◆ INSTRUCTIONS TO FOLLOW ◆
The complete listing should be restated exactly.

◆ INPUT FOR THIS TASK ◆
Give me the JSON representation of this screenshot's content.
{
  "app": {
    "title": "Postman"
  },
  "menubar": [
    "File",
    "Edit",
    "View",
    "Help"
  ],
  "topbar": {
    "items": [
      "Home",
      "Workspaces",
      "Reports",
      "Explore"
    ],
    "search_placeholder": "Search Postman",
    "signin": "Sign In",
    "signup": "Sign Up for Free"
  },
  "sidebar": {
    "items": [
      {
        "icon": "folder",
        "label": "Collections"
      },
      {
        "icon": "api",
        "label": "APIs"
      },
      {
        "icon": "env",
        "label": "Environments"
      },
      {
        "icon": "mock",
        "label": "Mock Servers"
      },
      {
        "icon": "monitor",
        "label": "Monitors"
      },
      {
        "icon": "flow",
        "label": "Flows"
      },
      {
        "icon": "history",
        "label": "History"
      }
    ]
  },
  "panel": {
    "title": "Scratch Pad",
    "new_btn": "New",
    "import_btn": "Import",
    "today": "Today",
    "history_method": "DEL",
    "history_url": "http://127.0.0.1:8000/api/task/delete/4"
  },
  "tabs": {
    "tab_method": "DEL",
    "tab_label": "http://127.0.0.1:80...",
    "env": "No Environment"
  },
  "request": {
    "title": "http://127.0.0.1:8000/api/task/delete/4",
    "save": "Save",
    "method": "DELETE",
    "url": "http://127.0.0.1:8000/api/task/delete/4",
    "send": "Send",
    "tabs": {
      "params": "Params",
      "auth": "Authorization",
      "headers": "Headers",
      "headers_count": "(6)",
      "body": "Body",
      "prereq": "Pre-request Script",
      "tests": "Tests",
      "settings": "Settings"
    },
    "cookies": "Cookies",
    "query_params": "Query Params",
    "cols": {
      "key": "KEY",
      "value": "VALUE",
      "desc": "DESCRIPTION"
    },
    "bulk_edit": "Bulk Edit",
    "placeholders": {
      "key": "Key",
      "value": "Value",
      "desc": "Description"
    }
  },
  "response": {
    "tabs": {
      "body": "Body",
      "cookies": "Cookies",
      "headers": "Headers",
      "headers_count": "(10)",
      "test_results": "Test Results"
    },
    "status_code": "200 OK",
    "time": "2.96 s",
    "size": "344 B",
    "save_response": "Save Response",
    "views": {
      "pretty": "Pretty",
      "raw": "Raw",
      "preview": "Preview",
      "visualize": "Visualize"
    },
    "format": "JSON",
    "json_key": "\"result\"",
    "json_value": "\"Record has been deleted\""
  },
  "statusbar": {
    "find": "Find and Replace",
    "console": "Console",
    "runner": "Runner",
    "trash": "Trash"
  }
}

◆ FINISHED ANSWER ◆
Give me the JSON representation of this screenshot's content.
{
  "app": {
    "title": "Postman"
  },
  "menubar": [
    "File",
    "Edit",
    "View",
    "Help"
  ],
  "topbar": {
    "items": [
      "Home",
      "Workspaces",
      "Reports",
      "Explore"
    ],
    "search_placeholder": "Search Postman",
    "signin": "Sign In",
    "signup": "Sign Up for Free"
  },
  "sidebar": {
    "items": [
      {
        "icon": "folder",
        "label": "Collections"
      },
      {
        "icon": "api",
        "label": "APIs"
      },
      {
        "icon": "env",
        "label": "Environments"
      },
      {
        "icon": "mock",
        "label": "Mock Servers"
      },
      {
        "icon": "monitor",
        "label": "Monitors"
      },
      {
        "icon": "flow",
        "label": "Flows"
      },
      {
        "icon": "history",
        "label": "History"
      }
    ]
  },
  "panel": {
    "title": "Scratch Pad",
    "new_btn": "New",
    "import_btn": "Import",
    "today": "Today",
    "history_method": "DEL",
    "history_url": "http://127.0.0.1:8000/api/task/delete/4"
  },
  "tabs": {
    "tab_method": "DEL",
    "tab_label": "http://127.0.0.1:80...",
    "env": "No Environment"
  },
  "request": {
    "title": "http://127.0.0.1:8000/api/task/delete/4",
    "save": "Save",
    "method": "DELETE",
    "url": "http://127.0.0.1:8000/api/task/delete/4",
    "send": "Send",
    "tabs": {
      "params": "Params",
      "auth": "Authorization",
      "headers": "Headers",
      "headers_count": "(6)",
      "body": "Body",
      "prereq": "Pre-request Script",
      "tests": "Tests",
      "settings": "Settings"
    },
    "cookies": "Cookies",
    "query_params": "Query Params",
    "cols": {
      "key": "KEY",
      "value": "VALUE",
      "desc": "DESCRIPTION"
    },
    "bulk_edit": "Bulk Edit",
    "placeholders": {
      "key": "Key",
      "value": "Value",
      "desc": "Description"
    }
  },
  "response": {
    "tabs": {
      "body": "Body",
      "cookies": "Cookies",
      "headers": "Headers",
      "headers_count": "(10)",
      "test_results": "Test Results"
    },
    "status_code": "200 OK",
    "time": "2.96 s",
    "size": "344 B",
    "save_response": "Save Response",
    "views": {
      "pretty": "Pretty",
      "raw": "Raw",
      "preview": "Preview",
      "visualize": "Visualize"
    },
    "format": "JSON",
    "json_key": "\"result\"",
    "json_value": "\"Record has been deleted\""
  },
  "statusbar": {
    "find": "Find and Replace",
    "console": "Console",
    "runner": "Runner",
    "trash": "Trash"
  }
}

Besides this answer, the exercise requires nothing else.